Transcribe each line of the material as it is, and drop any picture.

____ Raw records

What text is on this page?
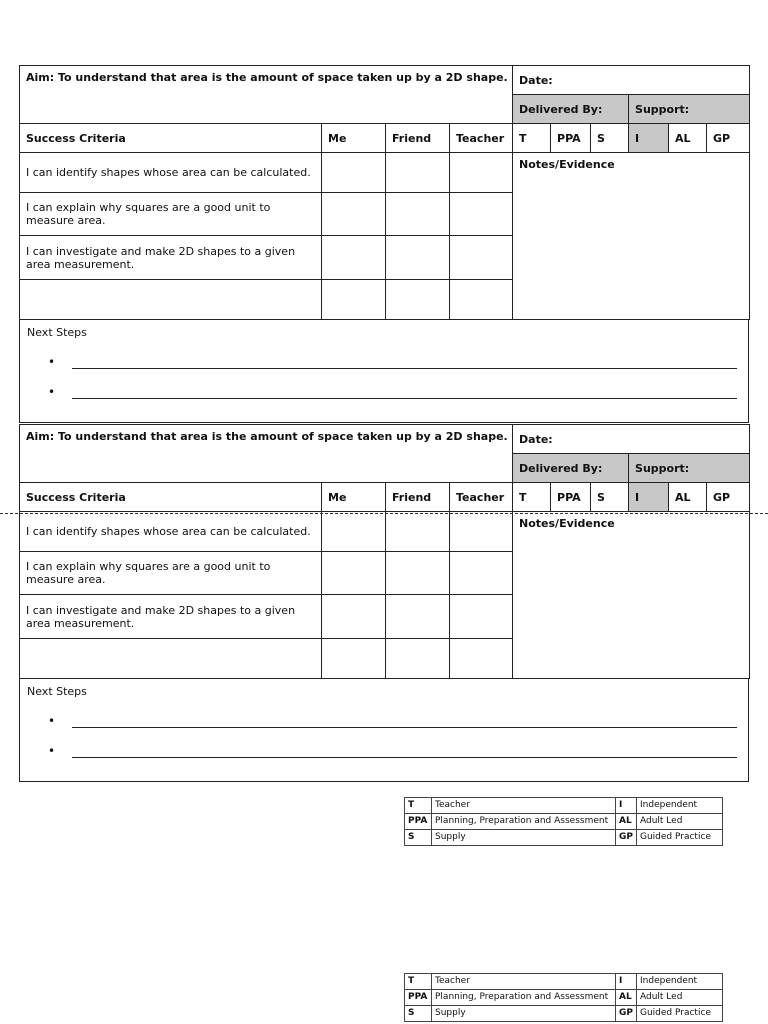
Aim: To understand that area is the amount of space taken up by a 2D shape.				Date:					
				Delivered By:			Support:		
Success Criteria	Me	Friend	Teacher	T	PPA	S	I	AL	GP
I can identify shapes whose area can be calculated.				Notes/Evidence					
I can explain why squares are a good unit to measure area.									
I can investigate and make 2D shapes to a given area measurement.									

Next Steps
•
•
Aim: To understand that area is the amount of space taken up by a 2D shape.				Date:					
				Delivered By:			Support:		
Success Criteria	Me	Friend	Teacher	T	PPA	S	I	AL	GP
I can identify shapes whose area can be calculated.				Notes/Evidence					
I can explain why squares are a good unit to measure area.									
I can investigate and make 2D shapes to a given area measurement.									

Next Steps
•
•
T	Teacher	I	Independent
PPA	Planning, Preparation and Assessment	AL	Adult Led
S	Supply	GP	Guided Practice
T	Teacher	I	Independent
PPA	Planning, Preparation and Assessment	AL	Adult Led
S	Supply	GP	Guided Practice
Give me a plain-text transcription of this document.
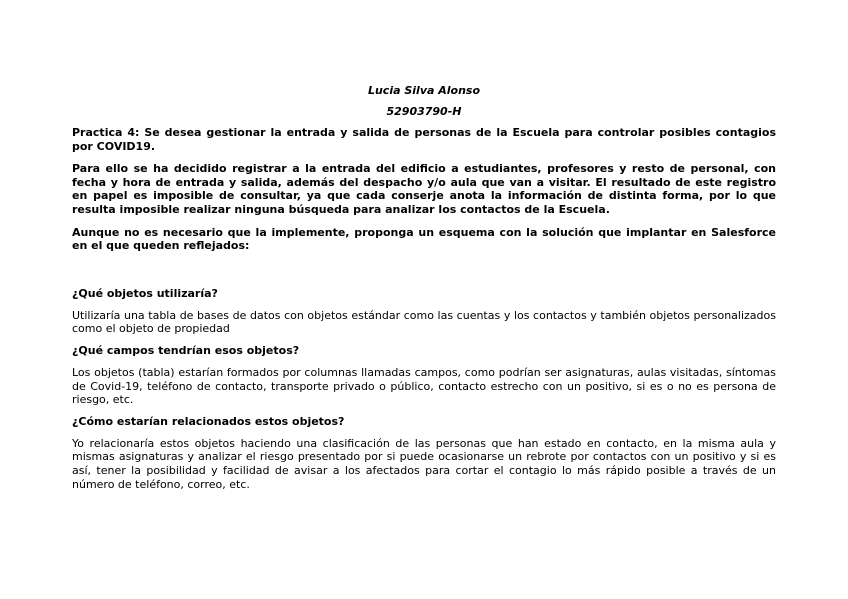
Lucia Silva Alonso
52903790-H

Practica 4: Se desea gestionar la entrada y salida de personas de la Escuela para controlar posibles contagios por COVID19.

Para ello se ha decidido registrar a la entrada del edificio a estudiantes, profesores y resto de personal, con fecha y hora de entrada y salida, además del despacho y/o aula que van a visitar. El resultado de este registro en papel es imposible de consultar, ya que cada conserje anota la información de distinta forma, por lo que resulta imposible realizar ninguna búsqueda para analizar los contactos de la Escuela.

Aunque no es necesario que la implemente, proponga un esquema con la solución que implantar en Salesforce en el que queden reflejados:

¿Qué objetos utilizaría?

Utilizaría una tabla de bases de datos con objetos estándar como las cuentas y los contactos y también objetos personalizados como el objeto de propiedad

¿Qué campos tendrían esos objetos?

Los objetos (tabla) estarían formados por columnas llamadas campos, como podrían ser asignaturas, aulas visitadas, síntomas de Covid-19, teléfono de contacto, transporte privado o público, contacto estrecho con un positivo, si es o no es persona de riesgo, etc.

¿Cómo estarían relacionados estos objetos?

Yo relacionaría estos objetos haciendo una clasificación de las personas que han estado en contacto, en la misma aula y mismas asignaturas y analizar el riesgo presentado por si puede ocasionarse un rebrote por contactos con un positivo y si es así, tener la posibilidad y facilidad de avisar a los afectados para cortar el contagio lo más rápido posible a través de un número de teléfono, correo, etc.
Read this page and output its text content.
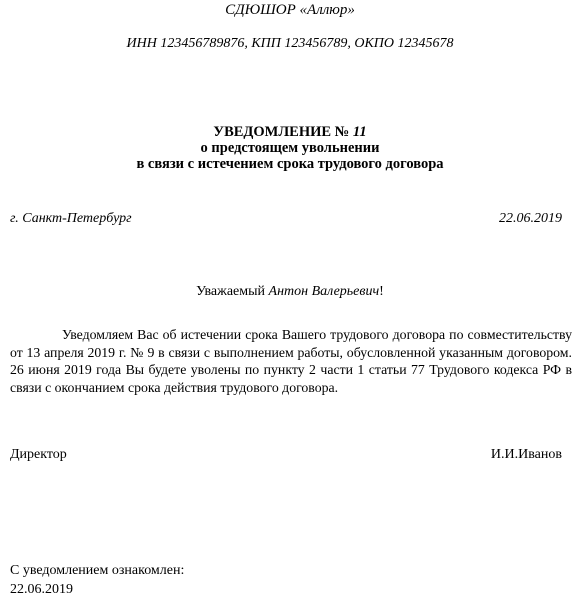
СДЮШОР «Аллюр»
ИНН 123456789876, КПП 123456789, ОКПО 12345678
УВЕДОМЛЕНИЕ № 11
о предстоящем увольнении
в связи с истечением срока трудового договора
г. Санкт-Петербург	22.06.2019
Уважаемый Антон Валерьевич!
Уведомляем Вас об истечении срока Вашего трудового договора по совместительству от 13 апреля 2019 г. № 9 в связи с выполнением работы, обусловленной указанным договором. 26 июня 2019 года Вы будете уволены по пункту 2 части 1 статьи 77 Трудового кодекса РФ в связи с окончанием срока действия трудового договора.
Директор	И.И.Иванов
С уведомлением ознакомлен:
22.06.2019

________

## Expected output
What text is on this page?
Aim: To understand that area is the amount of space taken up by a 2D shape.				Date:					
				Delivered By:			Support:		
Success Criteria	Me	Friend	Teacher	T	PPA	S	I	AL	GP
I can identify shapes whose area can be calculated.				Notes/Evidence					
I can explain why squares are a good unit to measure area.									
I can investigate and make 2D shapes to a given area measurement.									

Next Steps
•
•
Aim: To understand that area is the amount of space taken up by a 2D shape.				Date:					
				Delivered By:			Support:		
Success Criteria	Me	Friend	Teacher	T	PPA	S	I	AL	GP
I can identify shapes whose area can be calculated.				Notes/Evidence					
I can explain why squares are a good unit to measure area.									
I can investigate and make 2D shapes to a given area measurement.									

Next Steps
•
•
T	Teacher	I	Independent
PPA	Planning, Preparation and Assessment	AL	Adult Led
S	Supply	GP	Guided Practice
T	Teacher	I	Independent
PPA	Planning, Preparation and Assessment	AL	Adult Led
S	Supply	GP	Guided Practice
Give me a plain-text transcription of this document.
Lucia Silva Alonso
52903790-H

Practica 4: Se desea gestionar la entrada y salida de personas de la Escuela para controlar posibles contagios por COVID19.

Para ello se ha decidido registrar a la entrada del edificio a estudiantes, profesores y resto de personal, con fecha y hora de entrada y salida, además del despacho y/o aula que van a visitar. El resultado de este registro en papel es imposible de consultar, ya que cada conserje anota la información de distinta forma, por lo que resulta imposible realizar ninguna búsqueda para analizar los contactos de la Escuela.

Aunque no es necesario que la implemente, proponga un esquema con la solución que implantar en Salesforce en el que queden reflejados:

¿Qué objetos utilizaría?

Utilizaría una tabla de bases de datos con objetos estándar como las cuentas y los contactos y también objetos personalizados como el objeto de propiedad

¿Qué campos tendrían esos objetos?

Los objetos (tabla) estarían formados por columnas llamadas campos, como podrían ser asignaturas, aulas visitadas, síntomas de Covid-19, teléfono de contacto, transporte privado o público, contacto estrecho con un positivo, si es o no es persona de riesgo, etc.

¿Cómo estarían relacionados estos objetos?

Yo relacionaría estos objetos haciendo una clasificación de las personas que han estado en contacto, en la misma aula y mismas asignaturas y analizar el riesgo presentado por si puede ocasionarse un rebrote por contactos con un positivo y si es así, tener la posibilidad y facilidad de avisar a los afectados para cortar el contagio lo más rápido posible a través de un número de teléfono, correo, etc.
Read this page and output its text content.
СДЮШОР «Аллюр»
ИНН 123456789876, КПП 123456789, ОКПО 12345678
УВЕДОМЛЕНИЕ № 11
о предстоящем увольнении
в связи с истечением срока трудового договора
г. Санкт-Петербург	22.06.2019
Уважаемый Антон Валерьевич!
Уведомляем Вас об истечении срока Вашего трудового договора по совместительству от 13 апреля 2019 г. № 9 в связи с выполнением работы, обусловленной указанным договором. 26 июня 2019 года Вы будете уволены по пункту 2 части 1 статьи 77 Трудового кодекса РФ в связи с окончанием срока действия трудового договора.
Директор	И.И.Иванов
С уведомлением ознакомлен:
22.06.2019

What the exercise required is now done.